## START Records shown

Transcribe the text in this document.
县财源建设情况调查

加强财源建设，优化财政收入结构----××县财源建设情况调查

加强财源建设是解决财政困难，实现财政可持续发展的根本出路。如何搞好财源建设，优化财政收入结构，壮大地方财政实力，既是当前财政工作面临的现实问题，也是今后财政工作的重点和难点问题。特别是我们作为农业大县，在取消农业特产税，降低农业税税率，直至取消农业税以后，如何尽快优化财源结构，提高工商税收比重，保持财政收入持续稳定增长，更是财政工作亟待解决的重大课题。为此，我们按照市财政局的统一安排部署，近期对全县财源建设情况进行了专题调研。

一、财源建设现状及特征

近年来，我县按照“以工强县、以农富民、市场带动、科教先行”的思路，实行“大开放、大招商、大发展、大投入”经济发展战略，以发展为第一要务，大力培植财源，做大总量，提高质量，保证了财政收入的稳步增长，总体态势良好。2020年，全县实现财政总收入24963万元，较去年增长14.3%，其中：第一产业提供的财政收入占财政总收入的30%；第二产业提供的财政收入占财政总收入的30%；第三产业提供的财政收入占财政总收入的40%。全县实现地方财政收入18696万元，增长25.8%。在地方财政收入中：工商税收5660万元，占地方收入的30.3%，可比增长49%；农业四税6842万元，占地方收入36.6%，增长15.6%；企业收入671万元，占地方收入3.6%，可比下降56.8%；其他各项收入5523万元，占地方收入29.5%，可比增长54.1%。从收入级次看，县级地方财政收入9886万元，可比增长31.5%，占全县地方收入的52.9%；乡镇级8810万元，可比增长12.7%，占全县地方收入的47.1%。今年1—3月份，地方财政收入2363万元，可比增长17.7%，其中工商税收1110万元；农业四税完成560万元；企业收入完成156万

## END Records shown

▸ Task details: Copy each record from above without leaving any out.

▸ Written response:
Transcribe the text in this document.
县财源建设情况调查

加强财源建设，优化财政收入结构----××县财源建设情况调查

加强财源建设是解决财政困难，实现财政可持续发展的根本出路。如何搞好财源建设，优化财政收入结构，壮大地方财政实力，既是当前财政工作面临的现实问题，也是今后财政工作的重点和难点问题。特别是我们作为农业大县，在取消农业特产税，降低农业税税率，直至取消农业税以后，如何尽快优化财源结构，提高工商税收比重，保持财政收入持续稳定增长，更是财政工作亟待解决的重大课题。为此，我们按照市财政局的统一安排部署，近期对全县财源建设情况进行了专题调研。

一、财源建设现状及特征

近年来，我县按照“以工强县、以农富民、市场带动、科教先行”的思路，实行“大开放、大招商、大发展、大投入”经济发展战略，以发展为第一要务，大力培植财源，做大总量，提高质量，保证了财政收入的稳步增长，总体态势良好。2020年，全县实现财政总收入24963万元，较去年增长14.3%，其中：第一产业提供的财政收入占财政总收入的30%；第二产业提供的财政收入占财政总收入的30%；第三产业提供的财政收入占财政总收入的40%。全县实现地方财政收入18696万元，增长25.8%。在地方财政收入中：工商税收5660万元，占地方收入的30.3%，可比增长49%；农业四税6842万元，占地方收入36.6%，增长15.6%；企业收入671万元，占地方收入3.6%，可比下降56.8%；其他各项收入5523万元，占地方收入29.5%，可比增长54.1%。从收入级次看，县级地方财政收入9886万元，可比增长31.5%，占全县地方收入的52.9%；乡镇级8810万元，可比增长12.7%，占全县地方收入的47.1%。今年1—3月份，地方财政收入2363万元，可比增长17.7%，其中工商税收1110万元；农业四税完成560万元；企业收入完成156万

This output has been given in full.